** BEGIN Supplied records **

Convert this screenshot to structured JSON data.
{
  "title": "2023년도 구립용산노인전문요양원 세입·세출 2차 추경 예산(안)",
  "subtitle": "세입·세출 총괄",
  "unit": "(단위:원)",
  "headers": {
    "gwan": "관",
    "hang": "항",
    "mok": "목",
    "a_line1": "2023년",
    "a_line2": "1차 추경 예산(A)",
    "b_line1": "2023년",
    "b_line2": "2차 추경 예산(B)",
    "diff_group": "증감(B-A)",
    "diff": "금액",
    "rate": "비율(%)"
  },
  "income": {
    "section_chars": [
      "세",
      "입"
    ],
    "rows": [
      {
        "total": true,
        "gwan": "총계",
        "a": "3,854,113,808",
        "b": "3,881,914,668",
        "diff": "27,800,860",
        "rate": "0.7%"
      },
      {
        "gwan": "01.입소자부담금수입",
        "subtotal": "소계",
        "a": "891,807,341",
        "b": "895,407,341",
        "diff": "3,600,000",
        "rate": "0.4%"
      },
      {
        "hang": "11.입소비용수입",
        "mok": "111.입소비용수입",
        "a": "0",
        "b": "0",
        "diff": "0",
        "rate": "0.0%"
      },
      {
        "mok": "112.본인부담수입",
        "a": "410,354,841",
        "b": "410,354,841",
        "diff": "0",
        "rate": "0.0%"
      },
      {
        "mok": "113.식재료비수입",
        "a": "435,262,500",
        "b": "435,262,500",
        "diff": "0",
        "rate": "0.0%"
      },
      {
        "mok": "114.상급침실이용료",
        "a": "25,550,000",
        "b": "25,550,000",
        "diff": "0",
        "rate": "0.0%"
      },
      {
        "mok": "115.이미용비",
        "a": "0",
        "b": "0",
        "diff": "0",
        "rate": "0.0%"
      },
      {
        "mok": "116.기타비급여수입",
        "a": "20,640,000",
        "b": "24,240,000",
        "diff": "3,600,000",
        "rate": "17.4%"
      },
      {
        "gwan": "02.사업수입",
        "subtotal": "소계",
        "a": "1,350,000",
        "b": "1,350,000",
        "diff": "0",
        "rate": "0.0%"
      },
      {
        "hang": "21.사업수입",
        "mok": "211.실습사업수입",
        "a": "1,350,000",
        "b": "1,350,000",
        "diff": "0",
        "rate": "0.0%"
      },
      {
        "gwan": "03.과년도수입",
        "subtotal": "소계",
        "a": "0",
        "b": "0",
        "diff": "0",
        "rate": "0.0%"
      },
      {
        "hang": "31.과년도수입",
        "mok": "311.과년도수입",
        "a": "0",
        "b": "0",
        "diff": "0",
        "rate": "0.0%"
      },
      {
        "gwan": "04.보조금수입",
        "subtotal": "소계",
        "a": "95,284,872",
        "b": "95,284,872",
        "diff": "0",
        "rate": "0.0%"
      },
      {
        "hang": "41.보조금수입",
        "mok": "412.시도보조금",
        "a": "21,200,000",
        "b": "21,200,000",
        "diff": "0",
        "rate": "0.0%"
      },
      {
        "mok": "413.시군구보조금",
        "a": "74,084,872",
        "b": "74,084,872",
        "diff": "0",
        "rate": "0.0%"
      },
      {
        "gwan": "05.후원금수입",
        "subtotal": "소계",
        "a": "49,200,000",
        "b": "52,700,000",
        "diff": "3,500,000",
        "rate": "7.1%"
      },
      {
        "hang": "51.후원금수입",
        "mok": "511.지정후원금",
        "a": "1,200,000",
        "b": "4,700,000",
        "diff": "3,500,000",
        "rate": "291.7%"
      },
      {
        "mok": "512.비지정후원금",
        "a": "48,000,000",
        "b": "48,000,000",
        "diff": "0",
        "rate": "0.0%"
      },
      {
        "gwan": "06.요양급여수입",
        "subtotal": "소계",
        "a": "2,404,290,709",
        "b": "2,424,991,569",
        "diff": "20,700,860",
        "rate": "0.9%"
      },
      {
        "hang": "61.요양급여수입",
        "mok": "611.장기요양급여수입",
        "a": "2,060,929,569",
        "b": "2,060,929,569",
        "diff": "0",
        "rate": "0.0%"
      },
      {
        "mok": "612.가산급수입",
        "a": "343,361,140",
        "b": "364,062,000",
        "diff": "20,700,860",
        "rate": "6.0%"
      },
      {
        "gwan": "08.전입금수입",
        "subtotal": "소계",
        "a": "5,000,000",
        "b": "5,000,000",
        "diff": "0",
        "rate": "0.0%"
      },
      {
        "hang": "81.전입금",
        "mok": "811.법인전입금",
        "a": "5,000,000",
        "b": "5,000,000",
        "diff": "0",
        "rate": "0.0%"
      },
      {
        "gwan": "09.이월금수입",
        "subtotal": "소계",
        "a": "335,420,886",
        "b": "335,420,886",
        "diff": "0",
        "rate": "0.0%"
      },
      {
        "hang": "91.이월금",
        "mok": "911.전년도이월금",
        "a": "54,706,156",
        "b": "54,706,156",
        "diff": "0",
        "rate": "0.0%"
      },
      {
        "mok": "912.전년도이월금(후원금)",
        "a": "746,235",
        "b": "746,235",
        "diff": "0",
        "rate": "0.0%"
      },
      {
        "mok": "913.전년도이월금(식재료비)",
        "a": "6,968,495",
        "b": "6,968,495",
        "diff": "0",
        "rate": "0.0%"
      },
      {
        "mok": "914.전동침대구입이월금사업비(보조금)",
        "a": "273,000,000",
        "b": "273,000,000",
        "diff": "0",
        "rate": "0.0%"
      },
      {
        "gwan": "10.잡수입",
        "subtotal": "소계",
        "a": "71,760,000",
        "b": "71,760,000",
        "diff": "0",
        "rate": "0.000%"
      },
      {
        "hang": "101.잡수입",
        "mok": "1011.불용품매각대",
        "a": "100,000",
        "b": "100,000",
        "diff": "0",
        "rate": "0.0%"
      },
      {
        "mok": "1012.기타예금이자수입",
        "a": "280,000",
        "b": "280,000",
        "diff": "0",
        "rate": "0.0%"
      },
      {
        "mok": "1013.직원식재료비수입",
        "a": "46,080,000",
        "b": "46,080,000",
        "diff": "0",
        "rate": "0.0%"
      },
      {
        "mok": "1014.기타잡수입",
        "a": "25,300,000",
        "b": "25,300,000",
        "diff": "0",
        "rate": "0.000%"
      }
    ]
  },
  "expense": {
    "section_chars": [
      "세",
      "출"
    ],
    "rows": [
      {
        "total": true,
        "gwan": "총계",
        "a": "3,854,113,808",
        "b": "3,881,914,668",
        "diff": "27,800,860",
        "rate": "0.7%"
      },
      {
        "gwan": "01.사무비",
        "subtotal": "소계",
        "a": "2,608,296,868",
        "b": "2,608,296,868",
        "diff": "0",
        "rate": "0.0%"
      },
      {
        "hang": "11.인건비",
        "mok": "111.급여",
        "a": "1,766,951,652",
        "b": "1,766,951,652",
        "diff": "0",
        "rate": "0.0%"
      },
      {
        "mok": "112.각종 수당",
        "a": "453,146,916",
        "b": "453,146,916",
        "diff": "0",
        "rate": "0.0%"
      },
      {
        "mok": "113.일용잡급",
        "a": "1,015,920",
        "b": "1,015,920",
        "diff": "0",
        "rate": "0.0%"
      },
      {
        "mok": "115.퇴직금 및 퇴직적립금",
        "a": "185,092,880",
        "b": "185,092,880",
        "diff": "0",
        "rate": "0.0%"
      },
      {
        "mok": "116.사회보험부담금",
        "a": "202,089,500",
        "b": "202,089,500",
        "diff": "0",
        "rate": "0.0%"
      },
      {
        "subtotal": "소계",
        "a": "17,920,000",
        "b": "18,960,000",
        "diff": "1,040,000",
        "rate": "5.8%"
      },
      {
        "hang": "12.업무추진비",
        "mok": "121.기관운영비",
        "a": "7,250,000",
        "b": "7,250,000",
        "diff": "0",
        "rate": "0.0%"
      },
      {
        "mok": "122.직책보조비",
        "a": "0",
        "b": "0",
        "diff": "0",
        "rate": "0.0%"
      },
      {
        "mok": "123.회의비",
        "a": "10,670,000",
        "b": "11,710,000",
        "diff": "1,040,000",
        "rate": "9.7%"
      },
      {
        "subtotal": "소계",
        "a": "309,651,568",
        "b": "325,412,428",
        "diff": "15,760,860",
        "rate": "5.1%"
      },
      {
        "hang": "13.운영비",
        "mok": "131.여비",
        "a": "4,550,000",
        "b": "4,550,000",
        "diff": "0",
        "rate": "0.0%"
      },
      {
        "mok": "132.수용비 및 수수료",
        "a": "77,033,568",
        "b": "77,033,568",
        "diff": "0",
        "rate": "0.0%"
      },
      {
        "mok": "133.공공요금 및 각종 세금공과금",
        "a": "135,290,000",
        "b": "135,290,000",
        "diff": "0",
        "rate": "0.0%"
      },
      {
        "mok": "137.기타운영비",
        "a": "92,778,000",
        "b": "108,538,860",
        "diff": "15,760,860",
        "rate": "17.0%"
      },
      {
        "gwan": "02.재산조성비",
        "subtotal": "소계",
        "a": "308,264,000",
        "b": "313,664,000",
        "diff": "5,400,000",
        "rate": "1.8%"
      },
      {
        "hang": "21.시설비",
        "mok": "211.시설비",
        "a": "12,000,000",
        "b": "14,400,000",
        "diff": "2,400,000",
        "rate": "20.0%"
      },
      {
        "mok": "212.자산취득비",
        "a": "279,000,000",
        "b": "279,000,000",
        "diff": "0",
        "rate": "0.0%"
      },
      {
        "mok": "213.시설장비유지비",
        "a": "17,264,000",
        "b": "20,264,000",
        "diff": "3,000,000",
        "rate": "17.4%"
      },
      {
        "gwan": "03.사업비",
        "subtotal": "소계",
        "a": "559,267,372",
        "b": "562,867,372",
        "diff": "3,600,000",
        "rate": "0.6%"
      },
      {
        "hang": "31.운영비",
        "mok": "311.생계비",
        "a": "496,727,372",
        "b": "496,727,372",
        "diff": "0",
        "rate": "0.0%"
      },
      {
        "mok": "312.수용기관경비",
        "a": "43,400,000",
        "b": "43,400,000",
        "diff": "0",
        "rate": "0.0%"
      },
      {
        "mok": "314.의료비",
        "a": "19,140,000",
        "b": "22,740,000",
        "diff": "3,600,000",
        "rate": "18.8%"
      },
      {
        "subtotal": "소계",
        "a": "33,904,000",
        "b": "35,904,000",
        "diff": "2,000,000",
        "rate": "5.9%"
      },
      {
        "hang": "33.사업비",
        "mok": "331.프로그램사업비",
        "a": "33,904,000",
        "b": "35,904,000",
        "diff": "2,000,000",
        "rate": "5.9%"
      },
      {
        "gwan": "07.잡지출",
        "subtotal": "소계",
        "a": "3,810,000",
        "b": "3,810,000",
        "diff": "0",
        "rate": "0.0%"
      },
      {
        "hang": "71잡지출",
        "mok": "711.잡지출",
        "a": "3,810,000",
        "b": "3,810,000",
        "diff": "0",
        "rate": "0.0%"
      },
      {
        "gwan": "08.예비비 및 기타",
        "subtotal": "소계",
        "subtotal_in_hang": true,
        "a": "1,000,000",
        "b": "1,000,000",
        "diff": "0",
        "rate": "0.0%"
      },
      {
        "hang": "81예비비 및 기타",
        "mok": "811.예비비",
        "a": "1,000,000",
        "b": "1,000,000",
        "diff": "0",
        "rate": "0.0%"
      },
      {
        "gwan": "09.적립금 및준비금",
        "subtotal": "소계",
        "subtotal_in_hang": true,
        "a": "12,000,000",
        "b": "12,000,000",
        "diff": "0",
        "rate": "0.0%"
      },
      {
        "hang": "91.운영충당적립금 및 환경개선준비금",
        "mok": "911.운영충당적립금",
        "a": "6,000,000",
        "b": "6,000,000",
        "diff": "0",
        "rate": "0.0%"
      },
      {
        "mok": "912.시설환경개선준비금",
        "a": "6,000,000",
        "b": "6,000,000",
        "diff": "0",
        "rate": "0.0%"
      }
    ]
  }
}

** END Supplied records **

• _Aim_: From the entries, report each line that includes the word "전년도이월금".

• _Correct output_:
        "mok": "911.전년도이월금",
        "mok": "912.전년도이월금(후원금)",
        "mok": "913.전년도이월금(식재료비)",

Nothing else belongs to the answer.